(Data entries)

※ ※ ※

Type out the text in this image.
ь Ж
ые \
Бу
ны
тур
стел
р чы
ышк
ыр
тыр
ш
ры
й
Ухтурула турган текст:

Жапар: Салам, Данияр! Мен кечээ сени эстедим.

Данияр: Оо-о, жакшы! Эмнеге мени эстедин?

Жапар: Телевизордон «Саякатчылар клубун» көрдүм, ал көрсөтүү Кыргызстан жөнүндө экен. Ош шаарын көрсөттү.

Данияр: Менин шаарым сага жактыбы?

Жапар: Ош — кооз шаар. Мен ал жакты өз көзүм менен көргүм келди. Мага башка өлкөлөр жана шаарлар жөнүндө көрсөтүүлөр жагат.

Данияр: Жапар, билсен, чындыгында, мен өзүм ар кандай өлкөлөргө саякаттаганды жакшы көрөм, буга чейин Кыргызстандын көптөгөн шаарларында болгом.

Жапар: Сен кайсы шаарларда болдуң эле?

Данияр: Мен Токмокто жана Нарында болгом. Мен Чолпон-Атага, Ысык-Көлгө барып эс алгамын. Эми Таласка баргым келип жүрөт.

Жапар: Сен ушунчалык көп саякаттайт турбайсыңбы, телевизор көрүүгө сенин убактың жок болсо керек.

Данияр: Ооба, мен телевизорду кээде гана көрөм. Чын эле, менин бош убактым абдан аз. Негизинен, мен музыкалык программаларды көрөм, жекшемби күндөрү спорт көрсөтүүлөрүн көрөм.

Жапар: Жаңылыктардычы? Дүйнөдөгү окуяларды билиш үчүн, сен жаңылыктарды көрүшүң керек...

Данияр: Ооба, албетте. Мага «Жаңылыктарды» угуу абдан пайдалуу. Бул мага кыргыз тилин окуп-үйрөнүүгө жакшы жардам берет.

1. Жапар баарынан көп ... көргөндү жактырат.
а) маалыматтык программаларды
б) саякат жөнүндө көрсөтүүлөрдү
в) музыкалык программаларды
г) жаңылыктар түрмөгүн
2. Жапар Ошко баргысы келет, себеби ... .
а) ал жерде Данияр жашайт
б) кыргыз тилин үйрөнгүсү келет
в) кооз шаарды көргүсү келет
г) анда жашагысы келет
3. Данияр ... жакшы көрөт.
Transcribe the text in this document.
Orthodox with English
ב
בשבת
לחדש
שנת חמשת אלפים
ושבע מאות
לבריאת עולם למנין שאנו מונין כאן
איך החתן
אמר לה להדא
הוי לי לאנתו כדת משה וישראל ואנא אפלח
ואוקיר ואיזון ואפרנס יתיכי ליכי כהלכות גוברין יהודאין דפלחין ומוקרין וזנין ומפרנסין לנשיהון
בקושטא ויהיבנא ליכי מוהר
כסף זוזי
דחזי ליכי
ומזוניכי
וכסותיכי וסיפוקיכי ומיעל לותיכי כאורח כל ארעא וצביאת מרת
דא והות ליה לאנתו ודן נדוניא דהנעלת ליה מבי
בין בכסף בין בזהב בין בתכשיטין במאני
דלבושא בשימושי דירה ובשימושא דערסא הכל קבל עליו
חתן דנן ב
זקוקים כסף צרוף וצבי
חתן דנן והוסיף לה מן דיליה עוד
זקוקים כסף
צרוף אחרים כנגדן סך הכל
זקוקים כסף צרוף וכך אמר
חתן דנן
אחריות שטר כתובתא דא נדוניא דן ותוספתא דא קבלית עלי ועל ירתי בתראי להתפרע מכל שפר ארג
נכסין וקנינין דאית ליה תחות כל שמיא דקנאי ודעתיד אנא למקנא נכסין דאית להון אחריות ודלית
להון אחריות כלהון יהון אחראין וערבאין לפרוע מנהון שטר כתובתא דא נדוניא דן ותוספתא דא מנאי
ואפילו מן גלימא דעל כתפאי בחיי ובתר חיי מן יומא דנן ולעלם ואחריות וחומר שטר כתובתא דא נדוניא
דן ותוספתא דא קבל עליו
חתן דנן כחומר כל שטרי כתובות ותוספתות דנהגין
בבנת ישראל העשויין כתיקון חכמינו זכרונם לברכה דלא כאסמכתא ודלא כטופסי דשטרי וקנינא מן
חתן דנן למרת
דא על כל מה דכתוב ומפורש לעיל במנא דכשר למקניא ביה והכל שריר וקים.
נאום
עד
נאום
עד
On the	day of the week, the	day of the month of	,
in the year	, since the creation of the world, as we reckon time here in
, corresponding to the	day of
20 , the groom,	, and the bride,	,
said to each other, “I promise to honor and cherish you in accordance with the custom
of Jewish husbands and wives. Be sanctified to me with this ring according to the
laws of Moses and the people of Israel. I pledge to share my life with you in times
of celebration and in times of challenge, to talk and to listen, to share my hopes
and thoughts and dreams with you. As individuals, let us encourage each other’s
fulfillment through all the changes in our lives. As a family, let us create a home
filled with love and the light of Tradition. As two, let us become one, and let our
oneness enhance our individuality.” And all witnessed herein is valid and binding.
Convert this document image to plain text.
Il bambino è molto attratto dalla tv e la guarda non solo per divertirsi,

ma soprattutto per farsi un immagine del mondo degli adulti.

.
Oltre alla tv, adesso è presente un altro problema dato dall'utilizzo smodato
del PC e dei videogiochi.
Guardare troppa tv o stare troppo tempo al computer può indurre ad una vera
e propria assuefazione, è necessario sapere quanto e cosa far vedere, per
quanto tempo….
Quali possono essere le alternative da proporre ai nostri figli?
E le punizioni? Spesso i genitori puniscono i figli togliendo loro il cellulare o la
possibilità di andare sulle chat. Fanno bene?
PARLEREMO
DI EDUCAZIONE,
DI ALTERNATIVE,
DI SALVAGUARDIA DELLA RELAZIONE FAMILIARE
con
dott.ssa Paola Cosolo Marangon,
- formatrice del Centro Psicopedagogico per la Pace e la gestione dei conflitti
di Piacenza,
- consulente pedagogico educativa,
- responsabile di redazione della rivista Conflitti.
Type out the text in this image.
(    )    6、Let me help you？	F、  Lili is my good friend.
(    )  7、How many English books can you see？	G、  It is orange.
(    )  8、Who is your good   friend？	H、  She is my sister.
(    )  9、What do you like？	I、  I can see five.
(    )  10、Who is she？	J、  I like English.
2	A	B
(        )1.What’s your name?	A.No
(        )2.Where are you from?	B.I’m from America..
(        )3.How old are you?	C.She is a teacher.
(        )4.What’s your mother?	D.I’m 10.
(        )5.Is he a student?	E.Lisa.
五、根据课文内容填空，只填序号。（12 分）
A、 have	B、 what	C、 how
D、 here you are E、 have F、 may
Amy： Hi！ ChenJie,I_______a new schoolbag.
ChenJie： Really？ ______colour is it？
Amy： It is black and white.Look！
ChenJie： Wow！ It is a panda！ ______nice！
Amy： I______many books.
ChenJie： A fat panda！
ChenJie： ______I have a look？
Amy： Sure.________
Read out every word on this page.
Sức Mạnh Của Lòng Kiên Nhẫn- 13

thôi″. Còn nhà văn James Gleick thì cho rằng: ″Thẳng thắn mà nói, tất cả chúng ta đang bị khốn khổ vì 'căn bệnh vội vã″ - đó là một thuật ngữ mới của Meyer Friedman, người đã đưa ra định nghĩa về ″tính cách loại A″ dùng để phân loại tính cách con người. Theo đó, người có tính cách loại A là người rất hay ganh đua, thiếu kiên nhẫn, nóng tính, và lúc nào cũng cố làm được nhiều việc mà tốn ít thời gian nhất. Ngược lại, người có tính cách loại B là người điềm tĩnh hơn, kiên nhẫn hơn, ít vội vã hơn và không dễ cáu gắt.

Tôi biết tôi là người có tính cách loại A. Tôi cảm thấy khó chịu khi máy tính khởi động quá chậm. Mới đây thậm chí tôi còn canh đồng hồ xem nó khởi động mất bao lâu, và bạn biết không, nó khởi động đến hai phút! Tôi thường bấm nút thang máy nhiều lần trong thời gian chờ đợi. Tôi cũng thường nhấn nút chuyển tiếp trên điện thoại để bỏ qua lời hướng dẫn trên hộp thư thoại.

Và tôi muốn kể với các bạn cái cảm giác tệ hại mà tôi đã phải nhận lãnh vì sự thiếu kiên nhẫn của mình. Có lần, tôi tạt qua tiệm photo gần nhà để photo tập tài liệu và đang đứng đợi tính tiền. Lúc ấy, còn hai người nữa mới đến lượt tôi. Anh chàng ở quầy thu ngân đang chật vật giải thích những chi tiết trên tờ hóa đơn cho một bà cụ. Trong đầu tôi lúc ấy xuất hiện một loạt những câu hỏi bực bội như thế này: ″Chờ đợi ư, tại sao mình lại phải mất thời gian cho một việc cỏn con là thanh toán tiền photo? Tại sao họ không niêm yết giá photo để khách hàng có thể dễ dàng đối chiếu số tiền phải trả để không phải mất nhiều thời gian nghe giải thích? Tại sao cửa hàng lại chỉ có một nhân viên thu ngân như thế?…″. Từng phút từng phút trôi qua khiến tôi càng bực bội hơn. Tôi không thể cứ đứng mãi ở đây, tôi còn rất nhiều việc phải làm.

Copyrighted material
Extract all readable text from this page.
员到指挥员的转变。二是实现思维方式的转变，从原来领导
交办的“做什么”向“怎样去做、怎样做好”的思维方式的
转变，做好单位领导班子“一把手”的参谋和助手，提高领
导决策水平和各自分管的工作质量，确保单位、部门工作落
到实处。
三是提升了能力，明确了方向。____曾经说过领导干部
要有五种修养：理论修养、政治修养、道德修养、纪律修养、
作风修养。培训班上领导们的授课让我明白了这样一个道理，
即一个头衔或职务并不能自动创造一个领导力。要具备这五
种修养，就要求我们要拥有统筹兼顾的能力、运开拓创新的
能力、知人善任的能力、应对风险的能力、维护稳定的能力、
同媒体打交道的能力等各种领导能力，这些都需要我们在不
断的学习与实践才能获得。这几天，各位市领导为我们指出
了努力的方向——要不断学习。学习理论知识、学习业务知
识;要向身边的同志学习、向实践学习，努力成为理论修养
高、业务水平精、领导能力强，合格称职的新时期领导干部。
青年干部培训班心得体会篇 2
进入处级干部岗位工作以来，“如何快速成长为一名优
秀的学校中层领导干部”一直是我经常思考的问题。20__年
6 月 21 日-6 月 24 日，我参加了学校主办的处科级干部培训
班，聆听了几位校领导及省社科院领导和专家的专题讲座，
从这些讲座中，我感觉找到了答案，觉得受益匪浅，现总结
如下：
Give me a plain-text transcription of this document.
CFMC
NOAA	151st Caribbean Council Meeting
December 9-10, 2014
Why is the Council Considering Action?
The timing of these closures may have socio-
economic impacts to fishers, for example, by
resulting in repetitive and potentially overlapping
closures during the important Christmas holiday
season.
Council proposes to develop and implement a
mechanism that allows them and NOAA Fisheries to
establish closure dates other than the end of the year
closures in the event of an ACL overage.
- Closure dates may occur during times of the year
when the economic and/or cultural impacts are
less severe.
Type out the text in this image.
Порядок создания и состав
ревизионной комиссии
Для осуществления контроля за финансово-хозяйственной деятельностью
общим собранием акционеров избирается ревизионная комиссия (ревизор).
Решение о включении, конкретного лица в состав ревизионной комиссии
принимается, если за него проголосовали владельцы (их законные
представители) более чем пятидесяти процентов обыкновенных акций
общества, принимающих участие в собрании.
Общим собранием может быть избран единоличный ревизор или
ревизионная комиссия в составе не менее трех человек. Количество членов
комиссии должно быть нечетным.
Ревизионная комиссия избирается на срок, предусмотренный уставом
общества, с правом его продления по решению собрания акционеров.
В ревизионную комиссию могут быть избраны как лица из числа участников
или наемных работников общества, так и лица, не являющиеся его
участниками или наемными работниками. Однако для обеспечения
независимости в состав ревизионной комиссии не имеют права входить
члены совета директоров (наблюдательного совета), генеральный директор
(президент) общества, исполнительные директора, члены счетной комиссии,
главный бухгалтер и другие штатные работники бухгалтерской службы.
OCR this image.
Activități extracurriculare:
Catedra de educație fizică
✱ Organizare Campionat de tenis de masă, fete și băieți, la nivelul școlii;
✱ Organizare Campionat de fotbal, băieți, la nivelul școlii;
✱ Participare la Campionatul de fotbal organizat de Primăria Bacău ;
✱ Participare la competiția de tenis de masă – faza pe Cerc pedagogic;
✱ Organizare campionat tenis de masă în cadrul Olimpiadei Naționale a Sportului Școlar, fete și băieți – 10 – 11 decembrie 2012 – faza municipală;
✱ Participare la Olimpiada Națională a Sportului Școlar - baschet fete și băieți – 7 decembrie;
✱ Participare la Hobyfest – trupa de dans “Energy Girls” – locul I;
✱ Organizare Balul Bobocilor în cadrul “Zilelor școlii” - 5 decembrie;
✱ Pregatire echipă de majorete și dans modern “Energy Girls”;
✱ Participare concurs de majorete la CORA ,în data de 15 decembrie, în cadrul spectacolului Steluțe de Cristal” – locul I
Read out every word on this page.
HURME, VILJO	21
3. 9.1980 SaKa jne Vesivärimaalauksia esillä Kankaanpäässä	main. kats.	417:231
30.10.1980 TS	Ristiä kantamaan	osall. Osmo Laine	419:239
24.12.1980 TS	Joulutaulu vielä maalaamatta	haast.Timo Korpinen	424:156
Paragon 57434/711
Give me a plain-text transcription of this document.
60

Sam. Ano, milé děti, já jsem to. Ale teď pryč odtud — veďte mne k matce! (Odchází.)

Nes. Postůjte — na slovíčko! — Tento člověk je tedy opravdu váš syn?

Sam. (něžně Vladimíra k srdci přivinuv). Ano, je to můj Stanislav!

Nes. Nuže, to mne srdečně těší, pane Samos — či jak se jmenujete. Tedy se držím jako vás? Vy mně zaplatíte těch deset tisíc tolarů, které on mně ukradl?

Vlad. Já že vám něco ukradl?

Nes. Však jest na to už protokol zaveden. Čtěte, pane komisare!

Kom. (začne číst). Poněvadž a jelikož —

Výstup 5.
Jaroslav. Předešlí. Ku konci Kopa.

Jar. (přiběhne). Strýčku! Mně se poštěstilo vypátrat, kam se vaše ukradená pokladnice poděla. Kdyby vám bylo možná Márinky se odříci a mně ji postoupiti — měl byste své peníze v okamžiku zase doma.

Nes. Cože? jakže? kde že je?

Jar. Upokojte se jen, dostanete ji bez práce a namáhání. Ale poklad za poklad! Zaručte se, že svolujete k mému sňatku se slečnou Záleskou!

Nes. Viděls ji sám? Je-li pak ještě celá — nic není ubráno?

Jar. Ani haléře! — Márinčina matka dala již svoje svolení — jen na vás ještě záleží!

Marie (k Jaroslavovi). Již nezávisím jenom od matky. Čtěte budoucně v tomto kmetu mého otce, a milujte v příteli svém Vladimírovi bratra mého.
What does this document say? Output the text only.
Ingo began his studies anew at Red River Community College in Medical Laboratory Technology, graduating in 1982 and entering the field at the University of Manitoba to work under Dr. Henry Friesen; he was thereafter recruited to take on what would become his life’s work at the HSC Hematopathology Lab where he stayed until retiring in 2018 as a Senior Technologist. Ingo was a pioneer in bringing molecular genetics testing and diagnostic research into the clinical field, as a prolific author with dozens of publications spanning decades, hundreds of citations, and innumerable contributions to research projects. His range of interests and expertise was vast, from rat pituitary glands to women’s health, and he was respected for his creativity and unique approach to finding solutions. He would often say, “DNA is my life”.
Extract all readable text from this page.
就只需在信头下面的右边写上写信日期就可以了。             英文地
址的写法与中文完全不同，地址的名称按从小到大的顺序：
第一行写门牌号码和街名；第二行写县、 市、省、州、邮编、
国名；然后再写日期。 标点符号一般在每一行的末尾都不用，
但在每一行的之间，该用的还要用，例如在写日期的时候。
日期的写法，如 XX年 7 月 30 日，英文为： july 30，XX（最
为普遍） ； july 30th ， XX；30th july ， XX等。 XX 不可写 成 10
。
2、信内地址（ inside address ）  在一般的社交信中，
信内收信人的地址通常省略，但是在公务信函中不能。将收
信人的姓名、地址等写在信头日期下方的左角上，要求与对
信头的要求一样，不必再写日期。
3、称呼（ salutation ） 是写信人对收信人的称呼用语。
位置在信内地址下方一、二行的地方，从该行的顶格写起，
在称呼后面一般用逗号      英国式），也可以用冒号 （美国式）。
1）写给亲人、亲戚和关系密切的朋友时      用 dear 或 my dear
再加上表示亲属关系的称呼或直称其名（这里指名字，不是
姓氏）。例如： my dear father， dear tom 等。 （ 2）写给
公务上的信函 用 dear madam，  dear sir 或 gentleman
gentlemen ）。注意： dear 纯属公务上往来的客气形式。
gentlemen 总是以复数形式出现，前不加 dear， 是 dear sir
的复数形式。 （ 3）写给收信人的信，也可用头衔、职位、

※ ※ ※

Tally the lines in the listing that hold "Energy" and report the number alone.

2